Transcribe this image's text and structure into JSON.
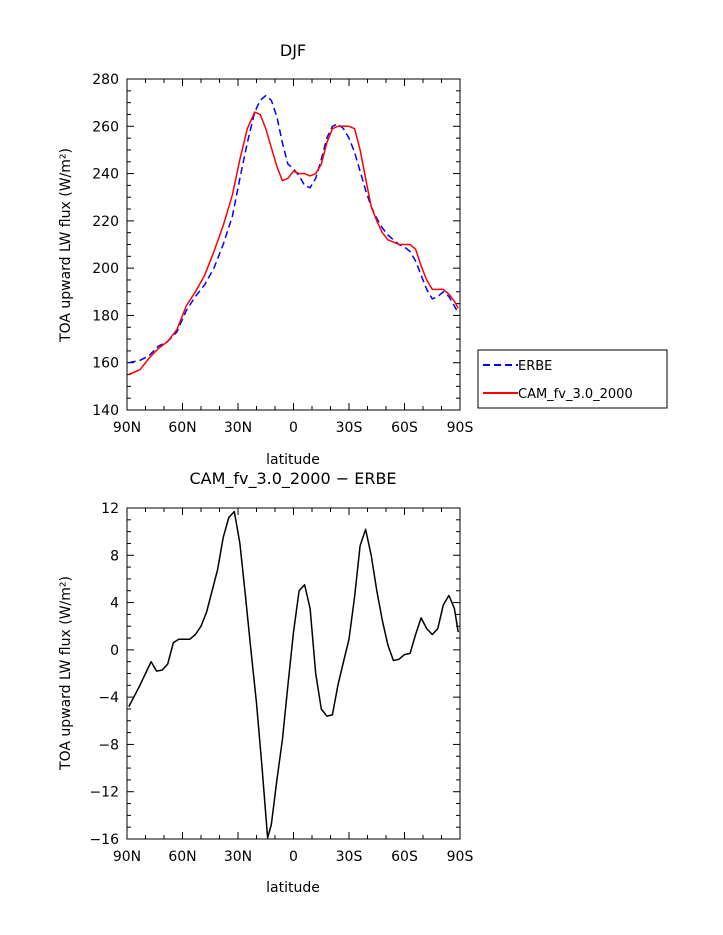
{
  "chart_data": [
    {
      "type": "line",
      "title": "DJF",
      "xlabel": "latitude",
      "ylabel": "TOA upward LW flux (W/m²)",
      "xlim": [
        -90,
        90
      ],
      "ylim": [
        140,
        280
      ],
      "x_ticks": [
        -90,
        -60,
        -30,
        0,
        30,
        60,
        90
      ],
      "x_tick_labels": [
        "90N",
        "60N",
        "30N",
        "0",
        "30S",
        "60S",
        "90S"
      ],
      "y_ticks": [
        140,
        160,
        180,
        200,
        220,
        240,
        260,
        280
      ],
      "y_tick_labels": [
        "140",
        "160",
        "180",
        "200",
        "220",
        "240",
        "260",
        "280"
      ],
      "grid": false,
      "legend": "outside-right",
      "series": [
        {
          "name": "ERBE",
          "color": "#0000ff",
          "dash": "dashed",
          "x": [
            -89,
            -83,
            -78,
            -73,
            -68,
            -63,
            -58,
            -53,
            -48,
            -43,
            -38,
            -33,
            -29,
            -25,
            -21,
            -18,
            -15,
            -12,
            -9,
            -6,
            -3,
            0,
            3,
            6,
            9,
            12,
            15,
            18,
            21,
            24,
            27,
            30,
            33,
            36,
            39,
            42,
            45,
            48,
            51,
            54,
            57,
            60,
            63,
            66,
            69,
            72,
            75,
            78,
            81,
            84,
            87,
            89
          ],
          "y": [
            160,
            161,
            163,
            167,
            169,
            173,
            182,
            188,
            193,
            200,
            210,
            222,
            238,
            253,
            266,
            271,
            273,
            271,
            264,
            253,
            244,
            242,
            239,
            235,
            234,
            238,
            246,
            255,
            260,
            261,
            259,
            255,
            249,
            241,
            233,
            226,
            221,
            217,
            214,
            212,
            210,
            209,
            207,
            203,
            197,
            191,
            187,
            188,
            190,
            188,
            184,
            181
          ]
        },
        {
          "name": "CAM_fv_3.0_2000",
          "color": "#ff0000",
          "dash": "solid",
          "x": [
            -89,
            -83,
            -78,
            -73,
            -68,
            -63,
            -58,
            -53,
            -48,
            -43,
            -38,
            -33,
            -29,
            -25,
            -21,
            -18,
            -15,
            -12,
            -9,
            -6,
            -3,
            0,
            3,
            6,
            9,
            12,
            15,
            18,
            21,
            24,
            27,
            30,
            33,
            36,
            39,
            42,
            45,
            48,
            51,
            54,
            57,
            60,
            63,
            66,
            69,
            72,
            75,
            78,
            81,
            84,
            87,
            89
          ],
          "y": [
            155,
            157,
            162,
            166,
            169,
            174,
            184,
            190,
            197,
            207,
            218,
            231,
            246,
            259,
            266,
            265,
            259,
            251,
            243,
            237,
            238,
            241,
            240,
            240,
            239,
            240,
            244,
            253,
            259,
            260,
            260,
            260,
            259,
            250,
            238,
            226,
            220,
            215,
            212,
            211,
            210,
            210,
            210,
            208,
            201,
            195,
            191,
            191,
            191,
            189,
            186,
            183
          ]
        }
      ]
    },
    {
      "type": "line",
      "title": "CAM_fv_3.0_2000 − ERBE",
      "xlabel": "latitude",
      "ylabel": "TOA upward LW flux (W/m²)",
      "xlim": [
        -90,
        90
      ],
      "ylim": [
        -16,
        12
      ],
      "x_ticks": [
        -90,
        -60,
        -30,
        0,
        30,
        60,
        90
      ],
      "x_tick_labels": [
        "90N",
        "60N",
        "30N",
        "0",
        "30S",
        "60S",
        "90S"
      ],
      "y_ticks": [
        -16,
        -12,
        -8,
        -4,
        0,
        4,
        8,
        12
      ],
      "y_tick_labels": [
        "−16",
        "−12",
        "−8",
        "−4",
        "0",
        "4",
        "8",
        "12"
      ],
      "grid": false,
      "series": [
        {
          "color": "#000000",
          "dash": "solid",
          "x": [
            -89,
            -86,
            -83,
            -80,
            -77,
            -74,
            -71,
            -68,
            -65,
            -62,
            -59,
            -56,
            -53,
            -50,
            -47,
            -44,
            -41,
            -38,
            -35,
            -32,
            -29,
            -26,
            -23,
            -20,
            -17,
            -14,
            -12,
            -9,
            -6,
            -3,
            0,
            3,
            6,
            9,
            12,
            15,
            18,
            21,
            24,
            27,
            30,
            33,
            36,
            39,
            42,
            45,
            48,
            51,
            54,
            57,
            60,
            63,
            66,
            69,
            72,
            75,
            78,
            81,
            84,
            87,
            89
          ],
          "y": [
            -4.8,
            -3.9,
            -3.0,
            -2.0,
            -1.0,
            -1.8,
            -1.7,
            -1.2,
            0.6,
            0.9,
            0.9,
            0.9,
            1.3,
            2.0,
            3.2,
            5.0,
            6.8,
            9.5,
            11.2,
            11.7,
            9.0,
            4.6,
            0.0,
            -4.5,
            -10.0,
            -15.9,
            -14.8,
            -11.0,
            -7.6,
            -3.0,
            1.5,
            5.0,
            5.5,
            3.5,
            -2.0,
            -5.0,
            -5.6,
            -5.5,
            -3.0,
            -1.0,
            0.9,
            4.5,
            8.8,
            10.2,
            8.0,
            5.0,
            2.5,
            0.4,
            -0.9,
            -0.8,
            -0.4,
            -0.3,
            1.3,
            2.7,
            1.8,
            1.3,
            1.8,
            3.8,
            4.6,
            3.5,
            1.5
          ]
        }
      ]
    }
  ]
}
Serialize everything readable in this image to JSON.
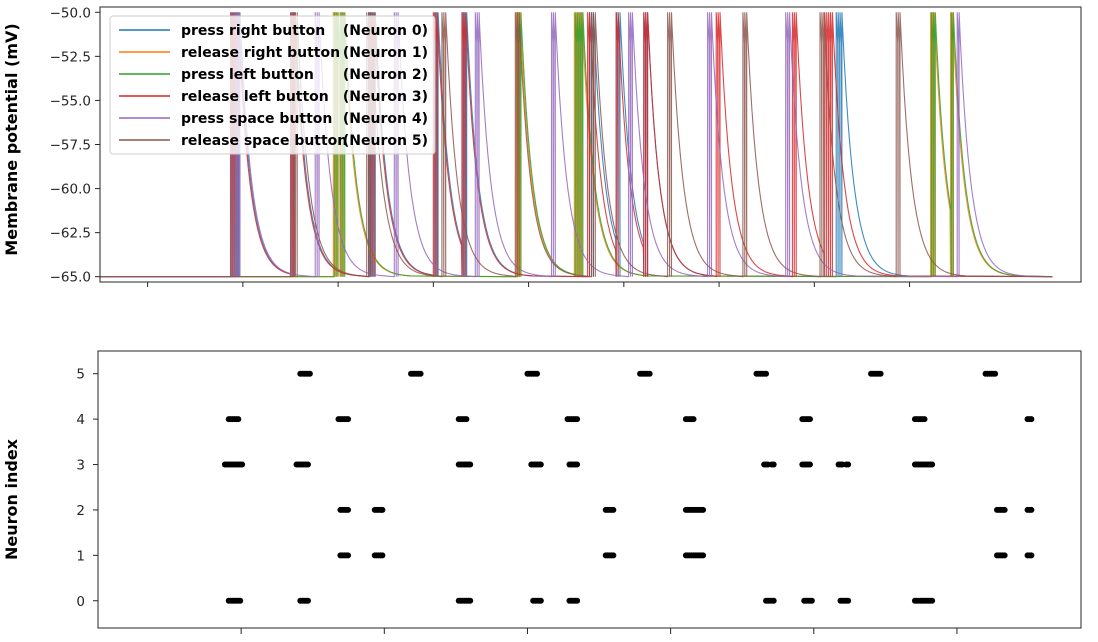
+---+
▶ **YOUR GOAL**:
Return the listing above unchanged, apart from dropping its pictures.

▶ **RESULT**:
Transcribe this image's text and structure into JSON.
{
  "chart_data": [
    {
      "type": "line",
      "title": "DJF",
      "xlabel": "latitude",
      "ylabel": "TOA upward LW flux (W/m²)",
      "xlim": [
        -90,
        90
      ],
      "ylim": [
        140,
        280
      ],
      "x_ticks": [
        -90,
        -60,
        -30,
        0,
        30,
        60,
        90
      ],
      "x_tick_labels": [
        "90N",
        "60N",
        "30N",
        "0",
        "30S",
        "60S",
        "90S"
      ],
      "y_ticks": [
        140,
        160,
        180,
        200,
        220,
        240,
        260,
        280
      ],
      "y_tick_labels": [
        "140",
        "160",
        "180",
        "200",
        "220",
        "240",
        "260",
        "280"
      ],
      "grid": false,
      "legend": "outside-right",
      "series": [
        {
          "name": "ERBE",
          "color": "#0000ff",
          "dash": "dashed",
          "x": [
            -89,
            -83,
            -78,
            -73,
            -68,
            -63,
            -58,
            -53,
            -48,
            -43,
            -38,
            -33,
            -29,
            -25,
            -21,
            -18,
            -15,
            -12,
            -9,
            -6,
            -3,
            0,
            3,
            6,
            9,
            12,
            15,
            18,
            21,
            24,
            27,
            30,
            33,
            36,
            39,
            42,
            45,
            48,
            51,
            54,
            57,
            60,
            63,
            66,
            69,
            72,
            75,
            78,
            81,
            84,
            87,
            89
          ],
          "y": [
            160,
            161,
            163,
            167,
            169,
            173,
            182,
            188,
            193,
            200,
            210,
            222,
            238,
            253,
            266,
            271,
            273,
            271,
            264,
            253,
            244,
            242,
            239,
            235,
            234,
            238,
            246,
            255,
            260,
            261,
            259,
            255,
            249,
            241,
            233,
            226,
            221,
            217,
            214,
            212,
            210,
            209,
            207,
            203,
            197,
            191,
            187,
            188,
            190,
            188,
            184,
            181
          ]
        },
        {
          "name": "CAM_fv_3.0_2000",
          "color": "#ff0000",
          "dash": "solid",
          "x": [
            -89,
            -83,
            -78,
            -73,
            -68,
            -63,
            -58,
            -53,
            -48,
            -43,
            -38,
            -33,
            -29,
            -25,
            -21,
            -18,
            -15,
            -12,
            -9,
            -6,
            -3,
            0,
            3,
            6,
            9,
            12,
            15,
            18,
            21,
            24,
            27,
            30,
            33,
            36,
            39,
            42,
            45,
            48,
            51,
            54,
            57,
            60,
            63,
            66,
            69,
            72,
            75,
            78,
            81,
            84,
            87,
            89
          ],
          "y": [
            155,
            157,
            162,
            166,
            169,
            174,
            184,
            190,
            197,
            207,
            218,
            231,
            246,
            259,
            266,
            265,
            259,
            251,
            243,
            237,
            238,
            241,
            240,
            240,
            239,
            240,
            244,
            253,
            259,
            260,
            260,
            260,
            259,
            250,
            238,
            226,
            220,
            215,
            212,
            211,
            210,
            210,
            210,
            208,
            201,
            195,
            191,
            191,
            191,
            189,
            186,
            183
          ]
        }
      ]
    },
    {
      "type": "line",
      "title": "CAM_fv_3.0_2000 − ERBE",
      "xlabel": "latitude",
      "ylabel": "TOA upward LW flux (W/m²)",
      "xlim": [
        -90,
        90
      ],
      "ylim": [
        -16,
        12
      ],
      "x_ticks": [
        -90,
        -60,
        -30,
        0,
        30,
        60,
        90
      ],
      "x_tick_labels": [
        "90N",
        "60N",
        "30N",
        "0",
        "30S",
        "60S",
        "90S"
      ],
      "y_ticks": [
        -16,
        -12,
        -8,
        -4,
        0,
        4,
        8,
        12
      ],
      "y_tick_labels": [
        "−16",
        "−12",
        "−8",
        "−4",
        "0",
        "4",
        "8",
        "12"
      ],
      "grid": false,
      "series": [
        {
          "color": "#000000",
          "dash": "solid",
          "x": [
            -89,
            -86,
            -83,
            -80,
            -77,
            -74,
            -71,
            -68,
            -65,
            -62,
            -59,
            -56,
            -53,
            -50,
            -47,
            -44,
            -41,
            -38,
            -35,
            -32,
            -29,
            -26,
            -23,
            -20,
            -17,
            -14,
            -12,
            -9,
            -6,
            -3,
            0,
            3,
            6,
            9,
            12,
            15,
            18,
            21,
            24,
            27,
            30,
            33,
            36,
            39,
            42,
            45,
            48,
            51,
            54,
            57,
            60,
            63,
            66,
            69,
            72,
            75,
            78,
            81,
            84,
            87,
            89
          ],
          "y": [
            -4.8,
            -3.9,
            -3.0,
            -2.0,
            -1.0,
            -1.8,
            -1.7,
            -1.2,
            0.6,
            0.9,
            0.9,
            0.9,
            1.3,
            2.0,
            3.2,
            5.0,
            6.8,
            9.5,
            11.2,
            11.7,
            9.0,
            4.6,
            0.0,
            -4.5,
            -10.0,
            -15.9,
            -14.8,
            -11.0,
            -7.6,
            -3.0,
            1.5,
            5.0,
            5.5,
            3.5,
            -2.0,
            -5.0,
            -5.6,
            -5.5,
            -3.0,
            -1.0,
            0.9,
            4.5,
            8.8,
            10.2,
            8.0,
            5.0,
            2.5,
            0.4,
            -0.9,
            -0.8,
            -0.4,
            -0.3,
            1.3,
            2.7,
            1.8,
            1.3,
            1.8,
            3.8,
            4.6,
            3.5,
            1.5
          ]
        }
      ]
    }
  ]
}
Serialize everything readable in this image to JSON.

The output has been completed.